Please write out the material below exactly as given.
——
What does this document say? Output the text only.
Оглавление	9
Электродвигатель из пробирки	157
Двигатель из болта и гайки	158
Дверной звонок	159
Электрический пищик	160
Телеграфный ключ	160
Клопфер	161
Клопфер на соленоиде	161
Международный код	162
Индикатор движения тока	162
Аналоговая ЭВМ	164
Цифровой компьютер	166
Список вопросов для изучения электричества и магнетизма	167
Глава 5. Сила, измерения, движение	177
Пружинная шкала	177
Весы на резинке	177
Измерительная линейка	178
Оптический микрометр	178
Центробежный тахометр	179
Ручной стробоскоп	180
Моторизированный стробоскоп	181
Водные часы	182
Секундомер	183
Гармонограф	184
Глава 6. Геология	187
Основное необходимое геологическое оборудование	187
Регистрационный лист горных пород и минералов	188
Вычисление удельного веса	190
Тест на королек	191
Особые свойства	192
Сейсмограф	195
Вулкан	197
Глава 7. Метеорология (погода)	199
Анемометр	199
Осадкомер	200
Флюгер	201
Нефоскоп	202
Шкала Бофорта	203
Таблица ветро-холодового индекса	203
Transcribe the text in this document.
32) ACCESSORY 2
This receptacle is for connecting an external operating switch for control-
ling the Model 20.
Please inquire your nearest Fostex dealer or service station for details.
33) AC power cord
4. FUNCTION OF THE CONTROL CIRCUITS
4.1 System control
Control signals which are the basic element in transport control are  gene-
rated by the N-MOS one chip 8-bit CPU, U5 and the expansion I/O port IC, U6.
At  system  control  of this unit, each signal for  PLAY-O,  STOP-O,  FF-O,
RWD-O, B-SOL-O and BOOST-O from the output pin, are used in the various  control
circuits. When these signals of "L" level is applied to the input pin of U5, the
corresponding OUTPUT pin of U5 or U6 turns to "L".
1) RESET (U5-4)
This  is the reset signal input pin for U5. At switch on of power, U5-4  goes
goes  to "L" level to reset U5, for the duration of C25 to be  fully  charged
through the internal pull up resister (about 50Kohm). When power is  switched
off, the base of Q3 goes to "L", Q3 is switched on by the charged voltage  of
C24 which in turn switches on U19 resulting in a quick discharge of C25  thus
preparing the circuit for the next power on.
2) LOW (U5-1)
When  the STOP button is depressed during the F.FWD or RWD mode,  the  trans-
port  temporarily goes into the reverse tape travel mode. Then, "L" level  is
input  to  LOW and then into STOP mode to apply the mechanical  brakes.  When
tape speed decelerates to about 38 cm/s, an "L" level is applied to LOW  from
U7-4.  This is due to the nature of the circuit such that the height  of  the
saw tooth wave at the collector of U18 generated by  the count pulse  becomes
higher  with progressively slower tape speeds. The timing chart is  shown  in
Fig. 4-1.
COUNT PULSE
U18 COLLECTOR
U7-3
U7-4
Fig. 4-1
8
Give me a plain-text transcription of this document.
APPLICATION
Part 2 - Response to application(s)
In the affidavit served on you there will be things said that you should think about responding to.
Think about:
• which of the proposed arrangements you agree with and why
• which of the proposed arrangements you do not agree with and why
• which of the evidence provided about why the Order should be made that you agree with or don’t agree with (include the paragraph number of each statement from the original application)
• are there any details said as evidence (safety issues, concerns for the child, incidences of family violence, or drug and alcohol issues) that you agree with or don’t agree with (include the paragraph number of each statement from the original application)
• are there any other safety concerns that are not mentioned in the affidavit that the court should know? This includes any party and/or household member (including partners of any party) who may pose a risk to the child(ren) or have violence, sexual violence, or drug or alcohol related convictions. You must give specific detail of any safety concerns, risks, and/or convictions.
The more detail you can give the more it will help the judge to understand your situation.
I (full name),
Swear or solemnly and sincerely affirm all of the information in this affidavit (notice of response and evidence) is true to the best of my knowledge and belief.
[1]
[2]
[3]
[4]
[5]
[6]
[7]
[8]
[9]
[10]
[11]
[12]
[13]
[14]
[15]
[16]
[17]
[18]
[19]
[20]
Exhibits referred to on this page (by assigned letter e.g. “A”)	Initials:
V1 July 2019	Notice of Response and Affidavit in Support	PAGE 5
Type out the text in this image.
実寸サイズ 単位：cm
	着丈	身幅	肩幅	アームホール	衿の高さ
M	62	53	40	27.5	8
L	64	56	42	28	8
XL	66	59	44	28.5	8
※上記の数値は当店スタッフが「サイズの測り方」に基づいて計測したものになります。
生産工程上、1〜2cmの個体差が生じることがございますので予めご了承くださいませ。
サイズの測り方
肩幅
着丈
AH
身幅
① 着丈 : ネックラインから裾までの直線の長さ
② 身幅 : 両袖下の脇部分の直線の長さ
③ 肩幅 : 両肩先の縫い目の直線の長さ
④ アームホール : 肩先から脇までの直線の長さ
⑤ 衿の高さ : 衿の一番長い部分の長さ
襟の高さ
——
▶ _SOLUTION BELOW_:
What does this document say? Output the text only.
Оглавление	9
Электродвигатель из пробирки	157
Двигатель из болта и гайки	158
Дверной звонок	159
Электрический пищик	160
Телеграфный ключ	160
Клопфер	161
Клопфер на соленоиде	161
Международный код	162
Индикатор движения тока	162
Аналоговая ЭВМ	164
Цифровой компьютер	166
Список вопросов для изучения электричества и магнетизма	167
Глава 5. Сила, измерения, движение	177
Пружинная шкала	177
Весы на резинке	177
Измерительная линейка	178
Оптический микрометр	178
Центробежный тахометр	179
Ручной стробоскоп	180
Моторизированный стробоскоп	181
Водные часы	182
Секундомер	183
Гармонограф	184
Глава 6. Геология	187
Основное необходимое геологическое оборудование	187
Регистрационный лист горных пород и минералов	188
Вычисление удельного веса	190
Тест на королек	191
Особые свойства	192
Сейсмограф	195
Вулкан	197
Глава 7. Метеорология (погода)	199
Анемометр	199
Осадкомер	200
Флюгер	201
Нефоскоп	202
Шкала Бофорта	203
Таблица ветро-холодового индекса	203
Transcribe the text in this document.
32) ACCESSORY 2
This receptacle is for connecting an external operating switch for control-
ling the Model 20.
Please inquire your nearest Fostex dealer or service station for details.
33) AC power cord
4. FUNCTION OF THE CONTROL CIRCUITS
4.1 System control
Control signals which are the basic element in transport control are  gene-
rated by the N-MOS one chip 8-bit CPU, U5 and the expansion I/O port IC, U6.
At  system  control  of this unit, each signal for  PLAY-O,  STOP-O,  FF-O,
RWD-O, B-SOL-O and BOOST-O from the output pin, are used in the various  control
circuits. When these signals of "L" level is applied to the input pin of U5, the
corresponding OUTPUT pin of U5 or U6 turns to "L".
1) RESET (U5-4)
This  is the reset signal input pin for U5. At switch on of power, U5-4  goes
goes  to "L" level to reset U5, for the duration of C25 to be  fully  charged
through the internal pull up resister (about 50Kohm). When power is  switched
off, the base of Q3 goes to "L", Q3 is switched on by the charged voltage  of
C24 which in turn switches on U19 resulting in a quick discharge of C25  thus
preparing the circuit for the next power on.
2) LOW (U5-1)
When  the STOP button is depressed during the F.FWD or RWD mode,  the  trans-
port  temporarily goes into the reverse tape travel mode. Then, "L" level  is
input  to  LOW and then into STOP mode to apply the mechanical  brakes.  When
tape speed decelerates to about 38 cm/s, an "L" level is applied to LOW  from
U7-4.  This is due to the nature of the circuit such that the height  of  the
saw tooth wave at the collector of U18 generated by  the count pulse  becomes
higher  with progressively slower tape speeds. The timing chart is  shown  in
Fig. 4-1.
COUNT PULSE
U18 COLLECTOR
U7-3
U7-4
Fig. 4-1
8
Give me a plain-text transcription of this document.
APPLICATION
Part 2 - Response to application(s)
In the affidavit served on you there will be things said that you should think about responding to.
Think about:
• which of the proposed arrangements you agree with and why
• which of the proposed arrangements you do not agree with and why
• which of the evidence provided about why the Order should be made that you agree with or don’t agree with (include the paragraph number of each statement from the original application)
• are there any details said as evidence (safety issues, concerns for the child, incidences of family violence, or drug and alcohol issues) that you agree with or don’t agree with (include the paragraph number of each statement from the original application)
• are there any other safety concerns that are not mentioned in the affidavit that the court should know? This includes any party and/or household member (including partners of any party) who may pose a risk to the child(ren) or have violence, sexual violence, or drug or alcohol related convictions. You must give specific detail of any safety concerns, risks, and/or convictions.
The more detail you can give the more it will help the judge to understand your situation.
I (full name),
Swear or solemnly and sincerely affirm all of the information in this affidavit (notice of response and evidence) is true to the best of my knowledge and belief.
[1]
[2]
[3]
[4]
[5]
[6]
[7]
[8]
[9]
[10]
[11]
[12]
[13]
[14]
[15]
[16]
[17]
[18]
[19]
[20]
Exhibits referred to on this page (by assigned letter e.g. “A”)	Initials:
V1 July 2019	Notice of Response and Affidavit in Support	PAGE 5
Type out the text in this image.
実寸サイズ 単位：cm
	着丈	身幅	肩幅	アームホール	衿の高さ
M	62	53	40	27.5	8
L	64	56	42	28	8
XL	66	59	44	28.5	8
※上記の数値は当店スタッフが「サイズの測り方」に基づいて計測したものになります。
生産工程上、1〜2cmの個体差が生じることがございますので予めご了承くださいませ。
サイズの測り方
肩幅
着丈
AH
身幅
① 着丈 : ネックラインから裾までの直線の長さ
② 身幅 : 両袖下の脇部分の直線の長さ
③ 肩幅 : 両肩先の縫い目の直線の長さ
④ アームホール : 肩先から脇までの直線の長さ
⑤ 衿の高さ : 衿の一番長い部分の長さ
襟の高さ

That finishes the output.